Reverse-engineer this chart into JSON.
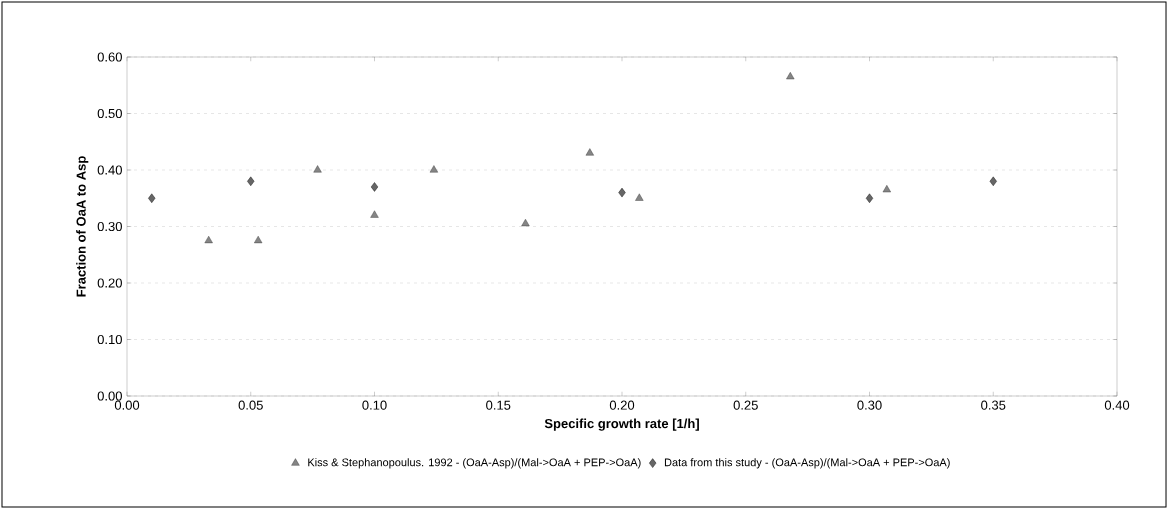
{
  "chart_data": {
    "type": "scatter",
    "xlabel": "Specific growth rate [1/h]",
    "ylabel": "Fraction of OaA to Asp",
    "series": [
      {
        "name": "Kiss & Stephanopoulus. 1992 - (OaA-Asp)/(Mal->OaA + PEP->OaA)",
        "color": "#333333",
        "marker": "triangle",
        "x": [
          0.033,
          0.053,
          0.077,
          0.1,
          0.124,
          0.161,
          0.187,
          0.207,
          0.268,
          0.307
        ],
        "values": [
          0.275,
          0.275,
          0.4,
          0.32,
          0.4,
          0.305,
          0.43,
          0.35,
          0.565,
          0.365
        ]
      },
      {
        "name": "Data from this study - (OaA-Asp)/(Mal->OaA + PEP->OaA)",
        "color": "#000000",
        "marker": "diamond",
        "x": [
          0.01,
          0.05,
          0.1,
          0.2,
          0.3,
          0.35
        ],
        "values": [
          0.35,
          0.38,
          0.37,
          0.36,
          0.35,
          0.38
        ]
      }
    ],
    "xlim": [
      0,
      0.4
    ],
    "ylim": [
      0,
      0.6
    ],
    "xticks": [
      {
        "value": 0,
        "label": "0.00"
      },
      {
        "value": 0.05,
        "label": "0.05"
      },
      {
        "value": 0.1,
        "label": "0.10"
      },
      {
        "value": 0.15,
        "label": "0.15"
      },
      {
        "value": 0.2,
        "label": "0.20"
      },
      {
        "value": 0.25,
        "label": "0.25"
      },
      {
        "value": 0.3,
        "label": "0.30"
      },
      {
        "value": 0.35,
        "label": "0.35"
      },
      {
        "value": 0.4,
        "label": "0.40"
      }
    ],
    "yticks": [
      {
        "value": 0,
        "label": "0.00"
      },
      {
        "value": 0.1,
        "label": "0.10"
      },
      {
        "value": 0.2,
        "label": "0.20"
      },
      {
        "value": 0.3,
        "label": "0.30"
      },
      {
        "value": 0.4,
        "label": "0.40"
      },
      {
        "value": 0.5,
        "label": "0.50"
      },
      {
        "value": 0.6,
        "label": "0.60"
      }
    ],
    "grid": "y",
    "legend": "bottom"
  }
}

Work instructions -> Find each line holding the string "this" and copy it out.

The output ->
Reverse-engineer this chart into JSON.
        "name": "Data from this study - (OaA-Asp)/(Mal->OaA + PEP->OaA)",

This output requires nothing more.